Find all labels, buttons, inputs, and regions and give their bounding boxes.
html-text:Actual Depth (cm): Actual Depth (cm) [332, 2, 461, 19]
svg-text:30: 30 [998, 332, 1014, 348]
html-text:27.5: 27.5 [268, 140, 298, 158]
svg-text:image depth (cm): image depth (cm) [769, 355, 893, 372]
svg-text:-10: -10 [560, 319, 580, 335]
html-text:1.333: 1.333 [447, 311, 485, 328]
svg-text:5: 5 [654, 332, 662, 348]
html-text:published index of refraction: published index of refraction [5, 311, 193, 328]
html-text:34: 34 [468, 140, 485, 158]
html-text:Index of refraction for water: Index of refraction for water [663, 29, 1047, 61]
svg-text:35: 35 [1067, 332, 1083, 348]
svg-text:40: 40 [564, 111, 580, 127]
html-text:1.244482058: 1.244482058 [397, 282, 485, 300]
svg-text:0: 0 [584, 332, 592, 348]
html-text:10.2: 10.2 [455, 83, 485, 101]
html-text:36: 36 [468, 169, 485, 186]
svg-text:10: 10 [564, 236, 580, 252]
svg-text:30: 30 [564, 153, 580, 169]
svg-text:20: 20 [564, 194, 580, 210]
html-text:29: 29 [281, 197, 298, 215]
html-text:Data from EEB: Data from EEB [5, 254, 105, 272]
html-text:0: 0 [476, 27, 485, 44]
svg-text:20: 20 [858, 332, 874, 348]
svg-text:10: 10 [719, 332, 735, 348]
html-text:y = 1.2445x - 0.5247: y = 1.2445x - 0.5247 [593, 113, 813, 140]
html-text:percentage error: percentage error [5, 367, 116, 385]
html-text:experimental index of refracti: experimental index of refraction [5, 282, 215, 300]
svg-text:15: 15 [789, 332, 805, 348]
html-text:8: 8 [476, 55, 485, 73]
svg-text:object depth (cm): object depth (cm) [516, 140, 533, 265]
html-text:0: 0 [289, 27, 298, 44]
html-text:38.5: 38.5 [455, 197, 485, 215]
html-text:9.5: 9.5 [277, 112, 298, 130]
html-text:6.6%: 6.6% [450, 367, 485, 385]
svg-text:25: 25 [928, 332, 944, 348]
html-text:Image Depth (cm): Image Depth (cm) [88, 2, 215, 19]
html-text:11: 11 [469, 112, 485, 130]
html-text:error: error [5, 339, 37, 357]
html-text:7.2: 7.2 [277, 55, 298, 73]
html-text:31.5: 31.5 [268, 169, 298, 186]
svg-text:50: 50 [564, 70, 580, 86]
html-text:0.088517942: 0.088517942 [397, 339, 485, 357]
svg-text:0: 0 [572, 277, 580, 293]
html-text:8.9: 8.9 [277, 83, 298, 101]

──────────

Print every line of the data above verbatim, with no changes, omissions, or additions.

Find all labels, buttons, inputs, and regions and give their bounding boxes.
html-text:Actual Depth (cm): Actual Depth (cm) [332, 2, 461, 19]
svg-text:30: 30 [998, 332, 1014, 348]
html-text:27.5: 27.5 [268, 140, 298, 158]
svg-text:image depth (cm): image depth (cm) [769, 355, 893, 372]
svg-text:-10: -10 [560, 319, 580, 335]
html-text:1.333: 1.333 [447, 311, 485, 328]
svg-text:5: 5 [654, 332, 662, 348]
html-text:published index of refraction: published index of refraction [5, 311, 193, 328]
html-text:34: 34 [468, 140, 485, 158]
html-text:Index of refraction for water: Index of refraction for water [663, 29, 1047, 61]
svg-text:35: 35 [1067, 332, 1083, 348]
svg-text:40: 40 [564, 111, 580, 127]
html-text:1.244482058: 1.244482058 [397, 282, 485, 300]
svg-text:0: 0 [584, 332, 592, 348]
html-text:10.2: 10.2 [455, 83, 485, 101]
html-text:36: 36 [468, 169, 485, 186]
svg-text:10: 10 [564, 236, 580, 252]
svg-text:30: 30 [564, 153, 580, 169]
svg-text:20: 20 [564, 194, 580, 210]
html-text:29: 29 [281, 197, 298, 215]
html-text:Data from EEB: Data from EEB [5, 254, 105, 272]
html-text:0: 0 [476, 27, 485, 44]
svg-text:20: 20 [858, 332, 874, 348]
svg-text:10: 10 [719, 332, 735, 348]
html-text:y = 1.2445x - 0.5247: y = 1.2445x - 0.5247 [593, 113, 813, 140]
html-text:percentage error: percentage error [5, 367, 116, 385]
html-text:experimental index of refracti: experimental index of refraction [5, 282, 215, 300]
svg-text:15: 15 [789, 332, 805, 348]
html-text:8: 8 [476, 55, 485, 73]
svg-text:object depth (cm): object depth (cm) [516, 140, 533, 265]
html-text:0: 0 [289, 27, 298, 44]
html-text:38.5: 38.5 [455, 197, 485, 215]
html-text:9.5: 9.5 [277, 112, 298, 130]
html-text:6.6%: 6.6% [450, 367, 485, 385]
svg-text:25: 25 [928, 332, 944, 348]
html-text:Image Depth (cm): Image Depth (cm) [88, 2, 215, 19]
html-text:11: 11 [469, 112, 485, 130]
html-text:error: error [5, 339, 37, 357]
html-text:7.2: 7.2 [277, 55, 298, 73]
html-text:31.5: 31.5 [268, 169, 298, 186]
svg-text:50: 50 [564, 70, 580, 86]
html-text:0.088517942: 0.088517942 [397, 339, 485, 357]
svg-text:0: 0 [572, 277, 580, 293]
html-text:8.9: 8.9 [277, 83, 298, 101]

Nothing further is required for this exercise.